Your goal
Reproduce each of the items below word for word, without changing anything.

Task material
◇ ◇ ◇ ◇

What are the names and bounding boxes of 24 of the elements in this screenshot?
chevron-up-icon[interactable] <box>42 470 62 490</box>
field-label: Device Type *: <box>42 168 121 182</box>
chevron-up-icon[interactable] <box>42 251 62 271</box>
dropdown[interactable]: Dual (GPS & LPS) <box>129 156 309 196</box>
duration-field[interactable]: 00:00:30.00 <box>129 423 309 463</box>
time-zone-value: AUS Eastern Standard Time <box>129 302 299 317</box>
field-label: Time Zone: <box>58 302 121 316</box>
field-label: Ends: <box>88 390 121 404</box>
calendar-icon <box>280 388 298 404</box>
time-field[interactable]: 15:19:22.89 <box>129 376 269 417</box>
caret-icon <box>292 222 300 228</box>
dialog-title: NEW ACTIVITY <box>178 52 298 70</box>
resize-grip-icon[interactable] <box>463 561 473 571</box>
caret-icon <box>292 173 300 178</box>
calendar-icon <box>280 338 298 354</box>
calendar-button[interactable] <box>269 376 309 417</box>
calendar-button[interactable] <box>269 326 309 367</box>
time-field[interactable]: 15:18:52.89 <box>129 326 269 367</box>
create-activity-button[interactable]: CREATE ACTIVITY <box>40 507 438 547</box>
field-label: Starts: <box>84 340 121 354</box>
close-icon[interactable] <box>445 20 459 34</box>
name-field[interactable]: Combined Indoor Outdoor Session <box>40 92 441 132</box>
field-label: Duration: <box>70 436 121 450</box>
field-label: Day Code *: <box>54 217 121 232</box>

◇ ◇ ◇ ◇

Answer to the task
What are the names and bounding boxes of 24 of the elements in this screenshot?
chevron-up-icon[interactable] <box>42 470 62 490</box>
field-label: Device Type *: <box>42 168 121 182</box>
chevron-up-icon[interactable] <box>42 251 62 271</box>
dropdown[interactable]: Dual (GPS & LPS) <box>129 156 309 196</box>
duration-field[interactable]: 00:00:30.00 <box>129 423 309 463</box>
time-zone-value: AUS Eastern Standard Time <box>129 302 299 317</box>
field-label: Time Zone: <box>58 302 121 316</box>
field-label: Ends: <box>88 390 121 404</box>
calendar-icon <box>280 388 298 404</box>
time-field[interactable]: 15:19:22.89 <box>129 376 269 417</box>
caret-icon <box>292 222 300 228</box>
dialog-title: NEW ACTIVITY <box>178 52 298 70</box>
resize-grip-icon[interactable] <box>463 561 473 571</box>
caret-icon <box>292 173 300 178</box>
calendar-icon <box>280 338 298 354</box>
calendar-button[interactable] <box>269 376 309 417</box>
calendar-button[interactable] <box>269 326 309 367</box>
time-field[interactable]: 15:18:52.89 <box>129 326 269 367</box>
create-activity-button[interactable]: CREATE ACTIVITY <box>40 507 438 547</box>
field-label: Starts: <box>84 340 121 354</box>
close-icon[interactable] <box>445 20 459 34</box>
name-field[interactable]: Combined Indoor Outdoor Session <box>40 92 441 132</box>
field-label: Duration: <box>70 436 121 450</box>
field-label: Day Code *: <box>54 217 121 232</box>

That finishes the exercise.